━━ SELECTED PASSAGE ━━
On Security: Part 000

October 30, 2020

There is a thought experiment I like to do as a kind of warm-up when thinking about security. Think of something in your life that is protected by security--it can be something physical: paper money, your home, or an important object or heirloom. It can be information: a secret like your banking password. It can even be a person or other living being. Now, imagine the universe 2.6 billion years from now. Where is that thing? What state is it in? Is it still valuable in the same way, or will its value have changed or disappeared?

The purpose of this thought experiment is to notice that the concept of security is not only, or even mostly, about protecting stuff. Rather, at least half of security is about understanding the human relationship that we call value--identifying not just what is valuable, but looking deeper at the particular characteristics of value in a given context. It is these contextual characteristics of value that guide the definition of security in that context. Security is appropriately protecting value[1]. In a bank robbery, security might include putting dye packs in with the money being stolen, one goal of which is to destroy the value of what is taken. In a home security system, however, it would not be appropriate to include incendiary devices that set the house on fire in the event of a break-in.
━━━
[STATED PROBLEM]
In the security essay, what one-sentence definition of security does the writer give? Answer using only the security essay, not the data.
━━ INFORMATION PROVIDED ━━
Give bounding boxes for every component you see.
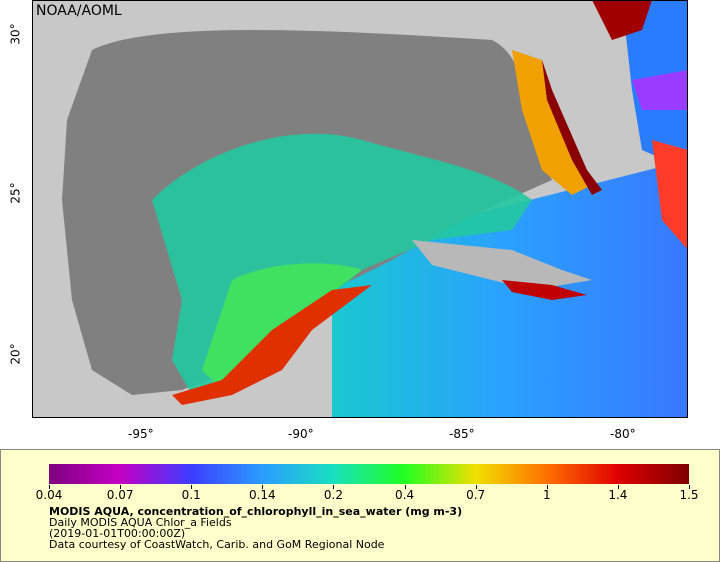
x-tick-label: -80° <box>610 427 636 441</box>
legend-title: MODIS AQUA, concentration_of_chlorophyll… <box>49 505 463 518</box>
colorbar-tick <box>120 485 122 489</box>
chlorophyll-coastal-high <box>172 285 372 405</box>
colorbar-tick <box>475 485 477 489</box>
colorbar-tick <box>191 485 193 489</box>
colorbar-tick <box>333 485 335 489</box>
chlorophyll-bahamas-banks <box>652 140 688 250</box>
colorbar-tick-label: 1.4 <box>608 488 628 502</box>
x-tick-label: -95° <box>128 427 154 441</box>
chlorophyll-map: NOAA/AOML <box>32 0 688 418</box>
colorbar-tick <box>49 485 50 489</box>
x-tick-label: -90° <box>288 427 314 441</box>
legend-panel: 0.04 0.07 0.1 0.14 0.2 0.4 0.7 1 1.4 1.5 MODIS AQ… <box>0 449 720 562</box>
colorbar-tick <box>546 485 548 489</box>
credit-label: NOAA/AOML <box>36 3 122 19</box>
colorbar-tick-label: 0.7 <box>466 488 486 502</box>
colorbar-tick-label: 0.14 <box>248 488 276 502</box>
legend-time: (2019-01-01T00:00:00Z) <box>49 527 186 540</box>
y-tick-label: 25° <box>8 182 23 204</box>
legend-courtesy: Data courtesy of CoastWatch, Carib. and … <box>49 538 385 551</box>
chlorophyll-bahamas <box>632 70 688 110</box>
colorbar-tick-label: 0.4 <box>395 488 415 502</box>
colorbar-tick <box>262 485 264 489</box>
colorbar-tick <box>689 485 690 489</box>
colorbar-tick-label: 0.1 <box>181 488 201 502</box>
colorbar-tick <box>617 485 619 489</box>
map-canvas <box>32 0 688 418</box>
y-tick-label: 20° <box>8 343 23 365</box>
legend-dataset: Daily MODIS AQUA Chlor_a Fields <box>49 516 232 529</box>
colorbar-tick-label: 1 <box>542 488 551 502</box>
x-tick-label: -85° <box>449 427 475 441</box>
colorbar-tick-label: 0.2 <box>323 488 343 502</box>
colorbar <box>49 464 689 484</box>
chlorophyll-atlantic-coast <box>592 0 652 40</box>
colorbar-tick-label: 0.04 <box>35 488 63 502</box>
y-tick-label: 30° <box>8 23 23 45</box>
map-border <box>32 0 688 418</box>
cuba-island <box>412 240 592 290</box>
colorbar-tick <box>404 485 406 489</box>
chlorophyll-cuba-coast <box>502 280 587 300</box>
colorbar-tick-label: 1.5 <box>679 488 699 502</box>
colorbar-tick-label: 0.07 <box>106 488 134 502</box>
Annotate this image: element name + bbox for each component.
━━━
━━ INFORMATION PROVIDED ━━
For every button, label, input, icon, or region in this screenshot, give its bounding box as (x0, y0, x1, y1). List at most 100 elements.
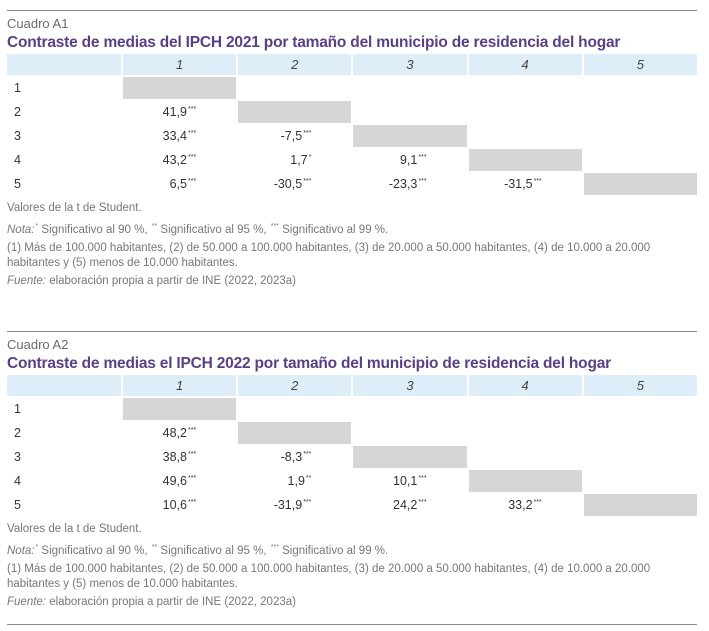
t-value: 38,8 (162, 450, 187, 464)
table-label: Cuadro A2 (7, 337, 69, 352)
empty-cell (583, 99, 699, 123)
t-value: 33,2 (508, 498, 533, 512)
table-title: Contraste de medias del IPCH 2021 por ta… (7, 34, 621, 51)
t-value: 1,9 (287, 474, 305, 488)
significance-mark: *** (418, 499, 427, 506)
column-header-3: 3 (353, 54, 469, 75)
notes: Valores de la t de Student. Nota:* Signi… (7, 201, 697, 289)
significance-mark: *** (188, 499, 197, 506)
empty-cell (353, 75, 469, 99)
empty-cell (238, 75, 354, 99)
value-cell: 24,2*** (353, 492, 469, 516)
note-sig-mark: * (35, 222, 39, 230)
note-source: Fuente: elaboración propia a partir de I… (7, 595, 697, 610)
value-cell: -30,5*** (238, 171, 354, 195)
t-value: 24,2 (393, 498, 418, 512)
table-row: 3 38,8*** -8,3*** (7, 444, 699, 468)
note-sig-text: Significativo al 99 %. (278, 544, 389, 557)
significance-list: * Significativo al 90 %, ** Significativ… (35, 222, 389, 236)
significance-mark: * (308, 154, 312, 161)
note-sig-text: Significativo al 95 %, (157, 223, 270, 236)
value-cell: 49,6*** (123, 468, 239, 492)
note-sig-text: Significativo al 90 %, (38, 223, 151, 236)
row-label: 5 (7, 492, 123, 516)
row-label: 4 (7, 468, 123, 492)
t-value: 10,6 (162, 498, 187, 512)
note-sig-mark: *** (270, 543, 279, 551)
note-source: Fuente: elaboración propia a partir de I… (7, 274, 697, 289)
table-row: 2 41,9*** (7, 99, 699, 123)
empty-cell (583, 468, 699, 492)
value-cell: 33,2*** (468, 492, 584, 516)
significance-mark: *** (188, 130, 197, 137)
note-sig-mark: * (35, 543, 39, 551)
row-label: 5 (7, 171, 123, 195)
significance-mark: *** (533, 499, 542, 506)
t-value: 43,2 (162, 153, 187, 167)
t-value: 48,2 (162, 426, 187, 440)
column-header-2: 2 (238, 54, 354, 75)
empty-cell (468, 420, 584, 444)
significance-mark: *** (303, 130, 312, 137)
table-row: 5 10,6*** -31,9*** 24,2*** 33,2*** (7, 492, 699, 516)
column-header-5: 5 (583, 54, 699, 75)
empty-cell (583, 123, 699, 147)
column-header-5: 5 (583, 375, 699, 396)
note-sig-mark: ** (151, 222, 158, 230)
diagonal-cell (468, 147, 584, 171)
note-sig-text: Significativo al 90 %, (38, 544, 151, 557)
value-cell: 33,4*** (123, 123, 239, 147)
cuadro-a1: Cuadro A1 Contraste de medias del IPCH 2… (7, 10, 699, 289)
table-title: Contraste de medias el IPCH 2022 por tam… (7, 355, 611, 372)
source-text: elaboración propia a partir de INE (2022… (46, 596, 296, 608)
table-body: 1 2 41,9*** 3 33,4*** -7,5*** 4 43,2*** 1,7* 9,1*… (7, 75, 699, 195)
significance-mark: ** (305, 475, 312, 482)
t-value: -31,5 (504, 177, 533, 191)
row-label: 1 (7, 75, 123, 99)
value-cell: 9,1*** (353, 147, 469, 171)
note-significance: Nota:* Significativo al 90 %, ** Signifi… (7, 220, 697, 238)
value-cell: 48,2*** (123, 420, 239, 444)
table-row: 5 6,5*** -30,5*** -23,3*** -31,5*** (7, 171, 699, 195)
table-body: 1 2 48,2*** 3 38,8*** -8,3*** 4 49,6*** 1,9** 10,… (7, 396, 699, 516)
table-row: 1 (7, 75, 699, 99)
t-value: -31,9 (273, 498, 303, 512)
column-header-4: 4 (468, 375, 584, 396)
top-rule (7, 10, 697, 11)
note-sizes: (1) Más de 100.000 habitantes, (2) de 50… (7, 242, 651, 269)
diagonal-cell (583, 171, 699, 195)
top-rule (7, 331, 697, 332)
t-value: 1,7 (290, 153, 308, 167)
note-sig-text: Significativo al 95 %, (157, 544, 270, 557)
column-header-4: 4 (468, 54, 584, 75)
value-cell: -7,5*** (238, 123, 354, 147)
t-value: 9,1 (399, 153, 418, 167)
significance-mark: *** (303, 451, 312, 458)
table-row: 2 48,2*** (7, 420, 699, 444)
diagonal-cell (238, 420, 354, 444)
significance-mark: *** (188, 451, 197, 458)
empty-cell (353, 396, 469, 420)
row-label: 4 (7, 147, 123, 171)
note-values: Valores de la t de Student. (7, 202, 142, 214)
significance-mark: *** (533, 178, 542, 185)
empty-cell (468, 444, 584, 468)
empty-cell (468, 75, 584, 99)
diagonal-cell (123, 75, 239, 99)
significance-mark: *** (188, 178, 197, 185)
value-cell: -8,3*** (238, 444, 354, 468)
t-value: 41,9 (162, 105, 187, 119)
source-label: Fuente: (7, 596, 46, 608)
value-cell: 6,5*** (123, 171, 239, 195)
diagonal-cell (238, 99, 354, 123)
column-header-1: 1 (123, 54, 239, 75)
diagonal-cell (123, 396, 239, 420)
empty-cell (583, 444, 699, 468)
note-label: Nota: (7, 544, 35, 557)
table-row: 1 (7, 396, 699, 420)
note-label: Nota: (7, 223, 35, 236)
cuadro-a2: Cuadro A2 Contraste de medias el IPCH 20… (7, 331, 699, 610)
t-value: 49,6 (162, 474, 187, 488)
━━━
[TASK SOLUTION]
Security is appropriately protecting value.